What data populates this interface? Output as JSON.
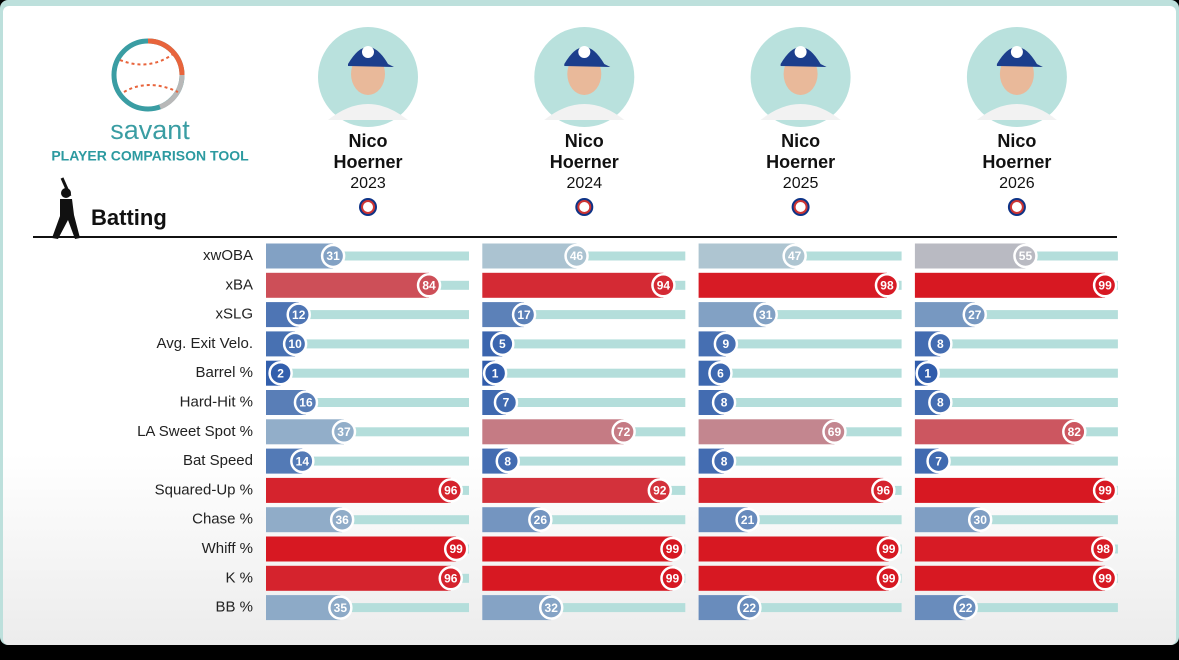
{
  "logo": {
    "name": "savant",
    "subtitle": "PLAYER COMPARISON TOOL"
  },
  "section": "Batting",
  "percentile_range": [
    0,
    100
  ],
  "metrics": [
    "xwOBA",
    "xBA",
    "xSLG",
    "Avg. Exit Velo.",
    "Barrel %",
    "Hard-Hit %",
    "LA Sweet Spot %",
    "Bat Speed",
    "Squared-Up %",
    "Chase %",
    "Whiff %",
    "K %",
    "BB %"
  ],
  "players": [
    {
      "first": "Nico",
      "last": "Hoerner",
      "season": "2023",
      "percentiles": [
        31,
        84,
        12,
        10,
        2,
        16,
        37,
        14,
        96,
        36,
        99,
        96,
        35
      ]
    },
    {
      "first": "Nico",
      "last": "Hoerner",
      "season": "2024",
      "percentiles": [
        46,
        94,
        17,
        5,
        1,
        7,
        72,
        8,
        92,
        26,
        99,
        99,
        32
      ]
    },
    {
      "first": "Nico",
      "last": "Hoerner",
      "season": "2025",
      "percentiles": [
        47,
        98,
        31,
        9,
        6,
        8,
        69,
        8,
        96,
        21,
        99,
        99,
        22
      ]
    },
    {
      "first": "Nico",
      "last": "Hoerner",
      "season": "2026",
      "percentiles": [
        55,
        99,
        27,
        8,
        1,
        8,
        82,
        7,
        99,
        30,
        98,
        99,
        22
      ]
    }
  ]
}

•••••

Short problem: Your task is to transcribe all of the records precisely, with no images included.

Task response:
What data populates this interface? Output as JSON.
{
  "logo": {
    "name": "savant",
    "subtitle": "PLAYER COMPARISON TOOL"
  },
  "section": "Batting",
  "percentile_range": [
    0,
    100
  ],
  "metrics": [
    "xwOBA",
    "xBA",
    "xSLG",
    "Avg. Exit Velo.",
    "Barrel %",
    "Hard-Hit %",
    "LA Sweet Spot %",
    "Bat Speed",
    "Squared-Up %",
    "Chase %",
    "Whiff %",
    "K %",
    "BB %"
  ],
  "players": [
    {
      "first": "Nico",
      "last": "Hoerner",
      "season": "2023",
      "percentiles": [
        31,
        84,
        12,
        10,
        2,
        16,
        37,
        14,
        96,
        36,
        99,
        96,
        35
      ]
    },
    {
      "first": "Nico",
      "last": "Hoerner",
      "season": "2024",
      "percentiles": [
        46,
        94,
        17,
        5,
        1,
        7,
        72,
        8,
        92,
        26,
        99,
        99,
        32
      ]
    },
    {
      "first": "Nico",
      "last": "Hoerner",
      "season": "2025",
      "percentiles": [
        47,
        98,
        31,
        9,
        6,
        8,
        69,
        8,
        96,
        21,
        99,
        99,
        22
      ]
    },
    {
      "first": "Nico",
      "last": "Hoerner",
      "season": "2026",
      "percentiles": [
        55,
        99,
        27,
        8,
        1,
        8,
        82,
        7,
        99,
        30,
        98,
        99,
        22
      ]
    }
  ]
}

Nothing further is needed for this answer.